══ Supplied records ══

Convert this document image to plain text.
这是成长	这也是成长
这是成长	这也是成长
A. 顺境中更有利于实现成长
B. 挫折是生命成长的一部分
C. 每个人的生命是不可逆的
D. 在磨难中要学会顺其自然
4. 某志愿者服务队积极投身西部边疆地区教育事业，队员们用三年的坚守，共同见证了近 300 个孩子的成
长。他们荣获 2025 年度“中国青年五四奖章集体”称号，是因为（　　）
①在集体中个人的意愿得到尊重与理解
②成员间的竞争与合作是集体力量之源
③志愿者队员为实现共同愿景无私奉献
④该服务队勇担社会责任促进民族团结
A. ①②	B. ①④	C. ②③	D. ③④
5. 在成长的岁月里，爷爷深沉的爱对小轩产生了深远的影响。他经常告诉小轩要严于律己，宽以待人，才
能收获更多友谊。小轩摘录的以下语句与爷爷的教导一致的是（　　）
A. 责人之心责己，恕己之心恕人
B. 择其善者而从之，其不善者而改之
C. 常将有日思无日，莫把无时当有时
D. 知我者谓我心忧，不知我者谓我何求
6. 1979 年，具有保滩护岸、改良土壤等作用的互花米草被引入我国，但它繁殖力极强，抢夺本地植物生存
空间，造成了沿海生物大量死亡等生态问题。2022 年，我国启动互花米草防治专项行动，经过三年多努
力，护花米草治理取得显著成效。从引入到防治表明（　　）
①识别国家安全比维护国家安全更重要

═══

* What this task involves: All of the material above needs to be retyped word for word.

* Solution to the problem:
Convert this document image to plain text.
这是成长	这也是成长
这是成长	这也是成长
A. 顺境中更有利于实现成长
B. 挫折是生命成长的一部分
C. 每个人的生命是不可逆的
D. 在磨难中要学会顺其自然
4. 某志愿者服务队积极投身西部边疆地区教育事业，队员们用三年的坚守，共同见证了近 300 个孩子的成
长。他们荣获 2025 年度“中国青年五四奖章集体”称号，是因为（　　）
①在集体中个人的意愿得到尊重与理解
②成员间的竞争与合作是集体力量之源
③志愿者队员为实现共同愿景无私奉献
④该服务队勇担社会责任促进民族团结
A. ①②	B. ①④	C. ②③	D. ③④
5. 在成长的岁月里，爷爷深沉的爱对小轩产生了深远的影响。他经常告诉小轩要严于律己，宽以待人，才
能收获更多友谊。小轩摘录的以下语句与爷爷的教导一致的是（　　）
A. 责人之心责己，恕己之心恕人
B. 择其善者而从之，其不善者而改之
C. 常将有日思无日，莫把无时当有时
D. 知我者谓我心忧，不知我者谓我何求
6. 1979 年，具有保滩护岸、改良土壤等作用的互花米草被引入我国，但它繁殖力极强，抢夺本地植物生存
空间，造成了沿海生物大量死亡等生态问题。2022 年，我国启动互花米草防治专项行动，经过三年多努
力，护花米草治理取得显著成效。从引入到防治表明（　　）
①识别国家安全比维护国家安全更重要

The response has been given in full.